Chart and figure data:
* BEGIN *

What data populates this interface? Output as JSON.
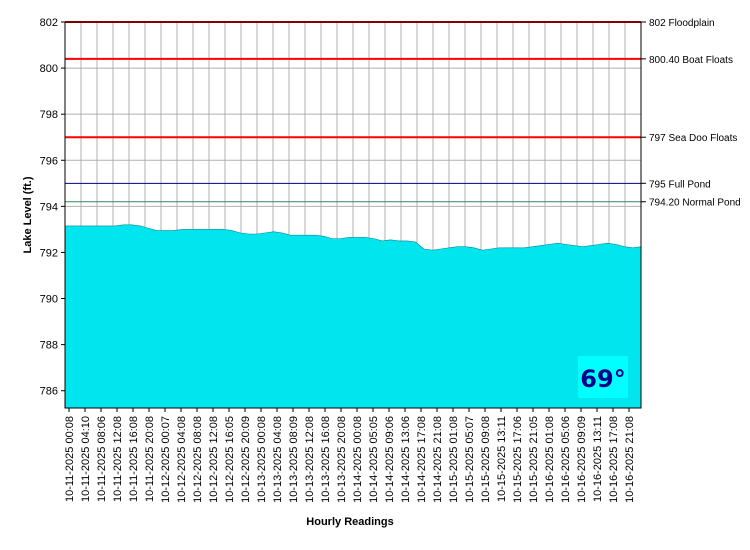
{
  "chart_data": {
    "type": "area",
    "xlabel": "Hourly Readings",
    "ylabel": "Lake Level (ft.)",
    "ylim": [
      785.25,
      802
    ],
    "yticks": [
      786,
      788,
      790,
      792,
      794,
      796,
      798,
      800,
      802
    ],
    "grid": true,
    "x_tick_labels": [
      "10-11-2025 00:08",
      "10-11-2025 04:10",
      "10-11-2025 08:06",
      "10-11-2025 12:08",
      "10-11-2025 16:08",
      "10-11-2025 20:08",
      "10-12-2025 00:07",
      "10-12-2025 04:08",
      "10-12-2025 08:08",
      "10-12-2025 12:08",
      "10-12-2025 16:05",
      "10-12-2025 20:09",
      "10-13-2025 00:08",
      "10-13-2025 04:08",
      "10-13-2025 08:09",
      "10-13-2025 12:08",
      "10-13-2025 16:08",
      "10-13-2025 20:08",
      "10-14-2025 00:08",
      "10-14-2025 05:05",
      "10-14-2025 09:06",
      "10-14-2025 13:06",
      "10-14-2025 17:08",
      "10-14-2025 21:08",
      "10-15-2025 01:08",
      "10-15-2025 05:07",
      "10-15-2025 09:08",
      "10-15-2025 13:11",
      "10-15-2025 17:06",
      "10-15-2025 21:05",
      "10-16-2025 01:08",
      "10-16-2025 05:06",
      "10-16-2025 09:09",
      "10-16-2025 13:11",
      "10-16-2025 17:08",
      "10-16-2025 21:08"
    ],
    "series": [
      {
        "color": "#00e5ee",
        "values": [
          793.15,
          793.15,
          793.15,
          793.15,
          793.15,
          793.15,
          793.15,
          793.2,
          793.2,
          793.15,
          793.05,
          792.95,
          792.95,
          792.95,
          793.0,
          793.0,
          793.0,
          793.0,
          793.0,
          793.0,
          792.95,
          792.85,
          792.8,
          792.8,
          792.85,
          792.9,
          792.85,
          792.75,
          792.75,
          792.75,
          792.75,
          792.7,
          792.6,
          792.6,
          792.65,
          792.65,
          792.65,
          792.6,
          792.5,
          792.55,
          792.5,
          792.5,
          792.45,
          792.15,
          792.1,
          792.15,
          792.2,
          792.25,
          792.25,
          792.2,
          792.1,
          792.15,
          792.2,
          792.2,
          792.2,
          792.2,
          792.25,
          792.3,
          792.35,
          792.4,
          792.35,
          792.3,
          792.25,
          792.3,
          792.35,
          792.4,
          792.35,
          792.25,
          792.2,
          792.25
        ]
      }
    ],
    "reference_lines": [
      {
        "value": 802,
        "label": "802 Floodplain",
        "color": "#ff0000"
      },
      {
        "value": 800.4,
        "label": "800.40 Boat Floats",
        "color": "#ff0000"
      },
      {
        "value": 797,
        "label": "797 Sea Doo Floats",
        "color": "#ff0000"
      },
      {
        "value": 795,
        "label": "795 Full Pond",
        "color": "#00008b"
      },
      {
        "value": 794.2,
        "label": "794.20 Normal Pond",
        "color": "#2e8b57"
      }
    ],
    "temperature": {
      "label": "69°",
      "text_color": "#00008b",
      "background": "#00ffff"
    },
    "colors": {
      "plot_background": "#ffffff",
      "grid": "#b0b0b0",
      "axis": "#000000"
    }
  }
}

* END *

Task goal: Pictures stay out; reproduce every line of the records exactly.

Finished task:
What data populates this interface? Output as JSON.
{
  "chart_data": {
    "type": "area",
    "xlabel": "Hourly Readings",
    "ylabel": "Lake Level (ft.)",
    "ylim": [
      785.25,
      802
    ],
    "yticks": [
      786,
      788,
      790,
      792,
      794,
      796,
      798,
      800,
      802
    ],
    "grid": true,
    "x_tick_labels": [
      "10-11-2025 00:08",
      "10-11-2025 04:10",
      "10-11-2025 08:06",
      "10-11-2025 12:08",
      "10-11-2025 16:08",
      "10-11-2025 20:08",
      "10-12-2025 00:07",
      "10-12-2025 04:08",
      "10-12-2025 08:08",
      "10-12-2025 12:08",
      "10-12-2025 16:05",
      "10-12-2025 20:09",
      "10-13-2025 00:08",
      "10-13-2025 04:08",
      "10-13-2025 08:09",
      "10-13-2025 12:08",
      "10-13-2025 16:08",
      "10-13-2025 20:08",
      "10-14-2025 00:08",
      "10-14-2025 05:05",
      "10-14-2025 09:06",
      "10-14-2025 13:06",
      "10-14-2025 17:08",
      "10-14-2025 21:08",
      "10-15-2025 01:08",
      "10-15-2025 05:07",
      "10-15-2025 09:08",
      "10-15-2025 13:11",
      "10-15-2025 17:06",
      "10-15-2025 21:05",
      "10-16-2025 01:08",
      "10-16-2025 05:06",
      "10-16-2025 09:09",
      "10-16-2025 13:11",
      "10-16-2025 17:08",
      "10-16-2025 21:08"
    ],
    "series": [
      {
        "color": "#00e5ee",
        "values": [
          793.15,
          793.15,
          793.15,
          793.15,
          793.15,
          793.15,
          793.15,
          793.2,
          793.2,
          793.15,
          793.05,
          792.95,
          792.95,
          792.95,
          793.0,
          793.0,
          793.0,
          793.0,
          793.0,
          793.0,
          792.95,
          792.85,
          792.8,
          792.8,
          792.85,
          792.9,
          792.85,
          792.75,
          792.75,
          792.75,
          792.75,
          792.7,
          792.6,
          792.6,
          792.65,
          792.65,
          792.65,
          792.6,
          792.5,
          792.55,
          792.5,
          792.5,
          792.45,
          792.15,
          792.1,
          792.15,
          792.2,
          792.25,
          792.25,
          792.2,
          792.1,
          792.15,
          792.2,
          792.2,
          792.2,
          792.2,
          792.25,
          792.3,
          792.35,
          792.4,
          792.35,
          792.3,
          792.25,
          792.3,
          792.35,
          792.4,
          792.35,
          792.25,
          792.2,
          792.25
        ]
      }
    ],
    "reference_lines": [
      {
        "value": 802,
        "label": "802 Floodplain",
        "color": "#ff0000"
      },
      {
        "value": 800.4,
        "label": "800.40 Boat Floats",
        "color": "#ff0000"
      },
      {
        "value": 797,
        "label": "797 Sea Doo Floats",
        "color": "#ff0000"
      },
      {
        "value": 795,
        "label": "795 Full Pond",
        "color": "#00008b"
      },
      {
        "value": 794.2,
        "label": "794.20 Normal Pond",
        "color": "#2e8b57"
      }
    ],
    "temperature": {
      "label": "69°",
      "text_color": "#00008b",
      "background": "#00ffff"
    },
    "colors": {
      "plot_background": "#ffffff",
      "grid": "#b0b0b0",
      "axis": "#000000"
    }
  }
}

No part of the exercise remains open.